[Items listed in a dataset]

— Start —

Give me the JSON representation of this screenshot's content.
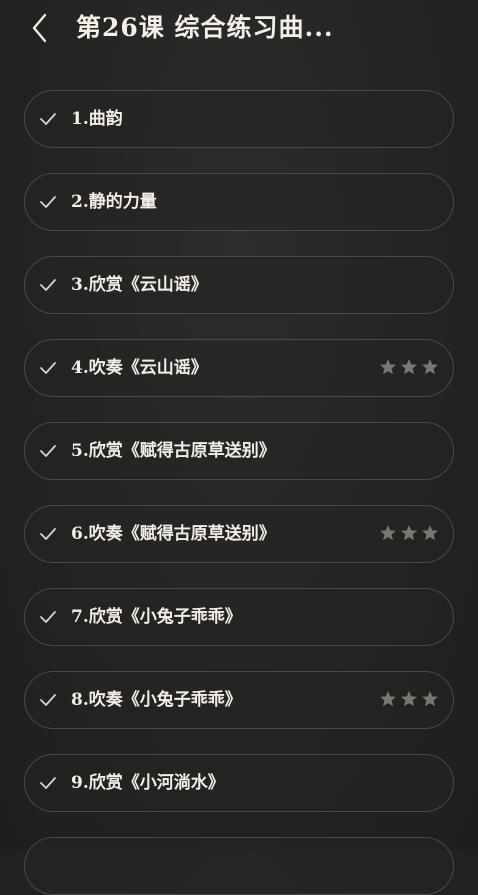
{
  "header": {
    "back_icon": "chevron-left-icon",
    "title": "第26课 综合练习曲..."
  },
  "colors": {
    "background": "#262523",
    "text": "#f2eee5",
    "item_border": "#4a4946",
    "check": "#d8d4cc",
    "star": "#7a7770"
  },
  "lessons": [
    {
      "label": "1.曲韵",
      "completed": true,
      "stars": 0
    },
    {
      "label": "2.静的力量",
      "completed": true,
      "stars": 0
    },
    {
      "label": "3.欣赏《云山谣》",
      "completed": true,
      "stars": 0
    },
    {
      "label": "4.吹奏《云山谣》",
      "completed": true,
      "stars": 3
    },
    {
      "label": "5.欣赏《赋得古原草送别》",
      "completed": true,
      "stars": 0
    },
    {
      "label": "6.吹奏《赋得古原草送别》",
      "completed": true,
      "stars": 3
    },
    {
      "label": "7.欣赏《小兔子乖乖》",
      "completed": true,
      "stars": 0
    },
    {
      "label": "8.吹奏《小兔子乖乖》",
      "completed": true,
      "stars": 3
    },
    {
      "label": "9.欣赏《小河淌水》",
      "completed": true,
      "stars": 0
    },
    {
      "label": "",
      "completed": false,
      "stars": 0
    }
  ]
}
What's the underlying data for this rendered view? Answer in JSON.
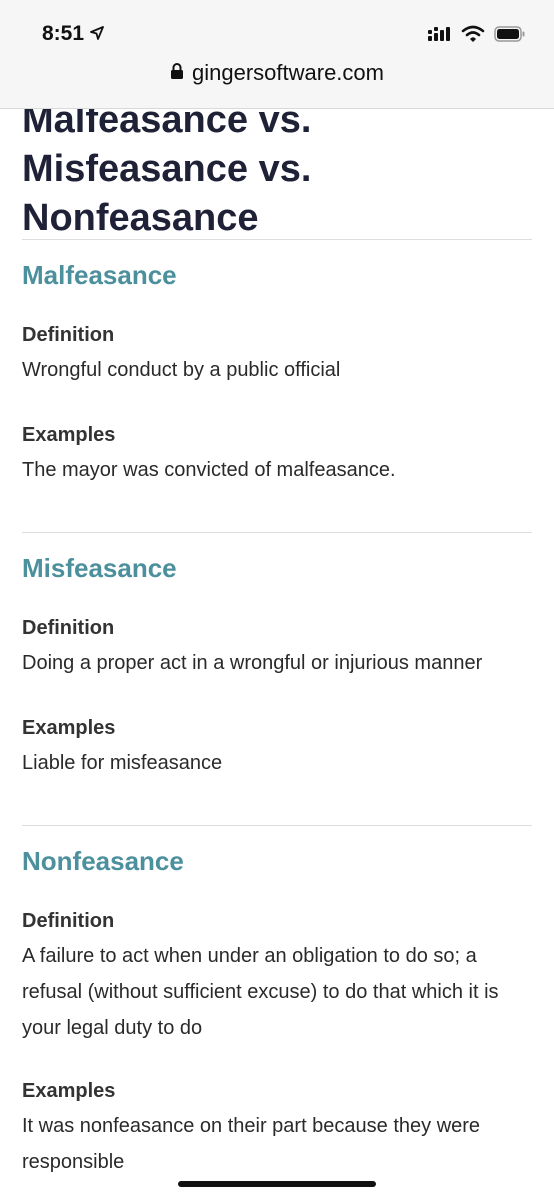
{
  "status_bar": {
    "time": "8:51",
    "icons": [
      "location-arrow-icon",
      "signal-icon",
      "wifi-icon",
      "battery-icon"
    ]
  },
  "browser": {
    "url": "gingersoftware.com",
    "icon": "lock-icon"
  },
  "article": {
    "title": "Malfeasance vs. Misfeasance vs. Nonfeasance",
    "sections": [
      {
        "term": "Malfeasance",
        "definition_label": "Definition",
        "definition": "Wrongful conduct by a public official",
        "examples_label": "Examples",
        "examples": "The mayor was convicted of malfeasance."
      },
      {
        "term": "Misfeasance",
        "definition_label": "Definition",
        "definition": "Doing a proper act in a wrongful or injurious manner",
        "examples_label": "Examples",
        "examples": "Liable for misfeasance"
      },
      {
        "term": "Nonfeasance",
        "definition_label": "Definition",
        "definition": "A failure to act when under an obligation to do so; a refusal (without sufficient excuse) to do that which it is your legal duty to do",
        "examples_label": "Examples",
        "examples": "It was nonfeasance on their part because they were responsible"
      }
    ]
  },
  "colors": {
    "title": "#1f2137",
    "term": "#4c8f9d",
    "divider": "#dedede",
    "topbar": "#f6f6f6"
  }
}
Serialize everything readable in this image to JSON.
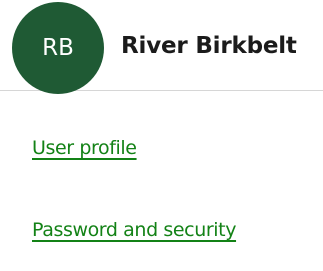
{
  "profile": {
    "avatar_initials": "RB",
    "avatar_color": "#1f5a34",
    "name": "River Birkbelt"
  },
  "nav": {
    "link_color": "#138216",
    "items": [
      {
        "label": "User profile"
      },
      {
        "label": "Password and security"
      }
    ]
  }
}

— End —

- _EXERCISE BRIEF_: Copy out all lines above that include the string "this".

- _RESULT OF THE TASK_:
Give me the JSON representation of this screenshot's content.
What's the underlying data for this rendered view? Answer in JSON.
Serialize everything readable in this image to JSON.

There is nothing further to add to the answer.